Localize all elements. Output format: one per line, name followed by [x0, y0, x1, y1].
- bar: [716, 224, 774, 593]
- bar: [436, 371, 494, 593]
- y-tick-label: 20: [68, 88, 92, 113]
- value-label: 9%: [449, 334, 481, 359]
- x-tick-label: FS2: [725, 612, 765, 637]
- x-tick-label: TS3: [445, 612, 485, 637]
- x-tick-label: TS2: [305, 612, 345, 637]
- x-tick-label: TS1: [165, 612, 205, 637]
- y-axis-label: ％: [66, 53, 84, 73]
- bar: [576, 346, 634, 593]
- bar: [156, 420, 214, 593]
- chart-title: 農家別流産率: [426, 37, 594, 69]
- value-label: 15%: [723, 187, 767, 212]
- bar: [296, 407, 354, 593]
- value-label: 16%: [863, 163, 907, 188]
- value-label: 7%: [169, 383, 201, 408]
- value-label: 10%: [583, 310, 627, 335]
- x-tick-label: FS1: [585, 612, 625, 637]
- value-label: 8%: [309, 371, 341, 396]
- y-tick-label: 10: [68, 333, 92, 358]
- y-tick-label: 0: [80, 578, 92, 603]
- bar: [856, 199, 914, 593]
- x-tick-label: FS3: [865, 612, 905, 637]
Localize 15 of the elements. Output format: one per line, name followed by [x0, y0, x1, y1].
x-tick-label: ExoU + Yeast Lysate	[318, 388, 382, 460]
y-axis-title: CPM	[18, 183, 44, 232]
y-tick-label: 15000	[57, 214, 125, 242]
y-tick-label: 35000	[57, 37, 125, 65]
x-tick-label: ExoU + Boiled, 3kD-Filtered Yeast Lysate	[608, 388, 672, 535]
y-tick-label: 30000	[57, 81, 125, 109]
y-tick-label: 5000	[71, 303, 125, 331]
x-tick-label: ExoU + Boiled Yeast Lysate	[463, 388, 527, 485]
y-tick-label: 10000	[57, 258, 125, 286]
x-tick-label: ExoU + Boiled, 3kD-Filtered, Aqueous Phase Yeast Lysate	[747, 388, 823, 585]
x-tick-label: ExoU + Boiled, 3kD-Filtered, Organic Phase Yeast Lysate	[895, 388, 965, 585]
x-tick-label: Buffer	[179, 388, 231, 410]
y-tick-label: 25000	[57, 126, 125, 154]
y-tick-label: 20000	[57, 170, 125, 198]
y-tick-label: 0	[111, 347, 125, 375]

= = = = =

**Exercise requirements:**
Please arrange every line of the rows above as a Markdown table with two columns, "Number" and "Line", numbering the lines in order and leaving out any blank lines.

**Result of this exercise:**
| Number | Line |
|---|---|
| 1 | Localize all elements. Output format: one per line, name followed by [x0, y0, x1, y1]. |
| 2 | - bar: [716, 224, 774, 593] |
| 3 | - bar: [436, 371, 494, 593] |
| 4 | - y-tick-label: 20: [68, 88, 92, 113] |
| 5 | - value-label: 9%: [449, 334, 481, 359] |
| 6 | - x-tick-label: FS2: [725, 612, 765, 637] |
| 7 | - x-tick-label: TS3: [445, 612, 485, 637] |
| 8 | - x-tick-label: TS2: [305, 612, 345, 637] |
| 9 | - x-tick-label: TS1: [165, 612, 205, 637] |
| 10 | - y-axis-label: ％: [66, 53, 84, 73] |
| 11 | - bar: [576, 346, 634, 593] |
| 12 | - bar: [156, 420, 214, 593] |
| 13 | - chart-title: 農家別流産率: [426, 37, 594, 69] |
| 14 | - value-label: 15%: [723, 187, 767, 212] |
| 15 | - bar: [296, 407, 354, 593] |
| 16 | - value-label: 16%: [863, 163, 907, 188] |
| 17 | - value-label: 7%: [169, 383, 201, 408] |
| 18 | - value-label: 10%: [583, 310, 627, 335] |
| 19 | - x-tick-label: FS1: [585, 612, 625, 637] |
| 20 | - value-label: 8%: [309, 371, 341, 396] |
| 21 | - y-tick-label: 10: [68, 333, 92, 358] |
| 22 | - y-tick-label: 0: [80, 578, 92, 603] |
| 23 | - bar: [856, 199, 914, 593] |
| 24 | - x-tick-label: FS3: [865, 612, 905, 637] |
| 25 | Localize 15 of the elements. Output format: one per line, name followed by [x0, y0, x1, y1]. |
| 26 | x-tick-label: ExoU + Yeast Lysate	[318, 388, 382, 460] |
| 27 | y-axis-title: CPM	[18, 183, 44, 232] |
| 28 | y-tick-label: 15000	[57, 214, 125, 242] |
| 29 | y-tick-label: 35000	[57, 37, 125, 65] |
| 30 | x-tick-label: ExoU + Boiled, 3kD-Filtered Yeast Lysate	[608, 388, 672, 535] |
| 31 | y-tick-label: 30000	[57, 81, 125, 109] |
| 32 | y-tick-label: 5000	[71, 303, 125, 331] |
| 33 | x-tick-label: ExoU + Boiled Yeast Lysate	[463, 388, 527, 485] |
| 34 | y-tick-label: 10000	[57, 258, 125, 286] |
| 35 | x-tick-label: ExoU + Boiled, 3kD-Filtered, Aqueous Phase Yeast Lysate	[747, 388, 823, 585] |
| 36 | x-tick-label: ExoU + Boiled, 3kD-Filtered, Organic Phase Yeast Lysate	[895, 388, 965, 585] |
| 37 | x-tick-label: Buffer	[179, 388, 231, 410] |
| 38 | y-tick-label: 25000	[57, 126, 125, 154] |
| 39 | y-tick-label: 20000	[57, 170, 125, 198] |
| 40 | y-tick-label: 0	[111, 347, 125, 375] |